— start of RECORDS PROVIDED —
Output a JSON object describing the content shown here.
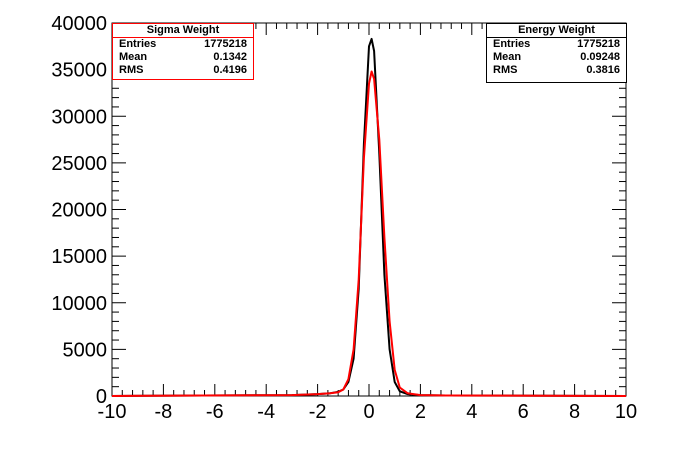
{
  "chart_data": {
    "type": "line",
    "title": "",
    "xlabel": "",
    "ylabel": "",
    "xlim": [
      -10,
      10
    ],
    "ylim": [
      0,
      40000
    ],
    "x_ticks": [
      "-10",
      "-8",
      "-6",
      "-4",
      "-2",
      "0",
      "2",
      "4",
      "6",
      "8",
      "10"
    ],
    "y_ticks": [
      "0",
      "5000",
      "10000",
      "15000",
      "20000",
      "25000",
      "30000",
      "35000",
      "40000"
    ],
    "grid": false,
    "series": [
      {
        "name": "Energy Weight",
        "color": "#000000",
        "x": [
          -10,
          -3,
          -2,
          -1.5,
          -1.2,
          -1.0,
          -0.8,
          -0.6,
          -0.4,
          -0.2,
          0.0,
          0.1,
          0.2,
          0.4,
          0.6,
          0.8,
          1.0,
          1.2,
          1.5,
          2.0,
          3.0,
          10
        ],
        "y": [
          0,
          100,
          200,
          300,
          450,
          700,
          1500,
          4000,
          11500,
          27000,
          37500,
          38300,
          37000,
          26000,
          13000,
          5000,
          1500,
          500,
          200,
          100,
          50,
          0
        ]
      },
      {
        "name": "Sigma Weight",
        "color": "#ff0000",
        "x": [
          -10,
          -3,
          -2,
          -1.5,
          -1.2,
          -1.0,
          -0.8,
          -0.6,
          -0.4,
          -0.2,
          0.0,
          0.1,
          0.2,
          0.4,
          0.6,
          0.8,
          1.0,
          1.2,
          1.5,
          2.0,
          3.0,
          10
        ],
        "y": [
          0,
          100,
          200,
          300,
          400,
          700,
          1800,
          5000,
          12500,
          25500,
          33500,
          34800,
          34000,
          27500,
          17000,
          8000,
          2800,
          900,
          300,
          100,
          50,
          0
        ]
      }
    ]
  },
  "stats": {
    "sigma": {
      "title": "Sigma Weight",
      "entries_label": "Entries",
      "entries_value": "1775218",
      "mean_label": "Mean",
      "mean_value": "0.1342",
      "rms_label": "RMS",
      "rms_value": "0.4196",
      "color": "#ff0000"
    },
    "energy": {
      "title": "Energy Weight",
      "entries_label": "Entries",
      "entries_value": "1775218",
      "mean_label": "Mean",
      "mean_value": "0.09248",
      "rms_label": "RMS",
      "rms_value": "0.3816",
      "color": "#000000"
    }
  }
}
— end of RECORDS PROVIDED —
> [YOUR INSTRUCTIONS] Pictures are excluded; output everything else in the data verbatim.

> [SOLUTION]
Output a JSON object describing the content shown here.
{
  "chart_data": {
    "type": "line",
    "title": "",
    "xlabel": "",
    "ylabel": "",
    "xlim": [
      -10,
      10
    ],
    "ylim": [
      0,
      40000
    ],
    "x_ticks": [
      "-10",
      "-8",
      "-6",
      "-4",
      "-2",
      "0",
      "2",
      "4",
      "6",
      "8",
      "10"
    ],
    "y_ticks": [
      "0",
      "5000",
      "10000",
      "15000",
      "20000",
      "25000",
      "30000",
      "35000",
      "40000"
    ],
    "grid": false,
    "series": [
      {
        "name": "Energy Weight",
        "color": "#000000",
        "x": [
          -10,
          -3,
          -2,
          -1.5,
          -1.2,
          -1.0,
          -0.8,
          -0.6,
          -0.4,
          -0.2,
          0.0,
          0.1,
          0.2,
          0.4,
          0.6,
          0.8,
          1.0,
          1.2,
          1.5,
          2.0,
          3.0,
          10
        ],
        "y": [
          0,
          100,
          200,
          300,
          450,
          700,
          1500,
          4000,
          11500,
          27000,
          37500,
          38300,
          37000,
          26000,
          13000,
          5000,
          1500,
          500,
          200,
          100,
          50,
          0
        ]
      },
      {
        "name": "Sigma Weight",
        "color": "#ff0000",
        "x": [
          -10,
          -3,
          -2,
          -1.5,
          -1.2,
          -1.0,
          -0.8,
          -0.6,
          -0.4,
          -0.2,
          0.0,
          0.1,
          0.2,
          0.4,
          0.6,
          0.8,
          1.0,
          1.2,
          1.5,
          2.0,
          3.0,
          10
        ],
        "y": [
          0,
          100,
          200,
          300,
          400,
          700,
          1800,
          5000,
          12500,
          25500,
          33500,
          34800,
          34000,
          27500,
          17000,
          8000,
          2800,
          900,
          300,
          100,
          50,
          0
        ]
      }
    ]
  },
  "stats": {
    "sigma": {
      "title": "Sigma Weight",
      "entries_label": "Entries",
      "entries_value": "1775218",
      "mean_label": "Mean",
      "mean_value": "0.1342",
      "rms_label": "RMS",
      "rms_value": "0.4196",
      "color": "#ff0000"
    },
    "energy": {
      "title": "Energy Weight",
      "entries_label": "Entries",
      "entries_value": "1775218",
      "mean_label": "Mean",
      "mean_value": "0.09248",
      "rms_label": "RMS",
      "rms_value": "0.3816",
      "color": "#000000"
    }
  }
}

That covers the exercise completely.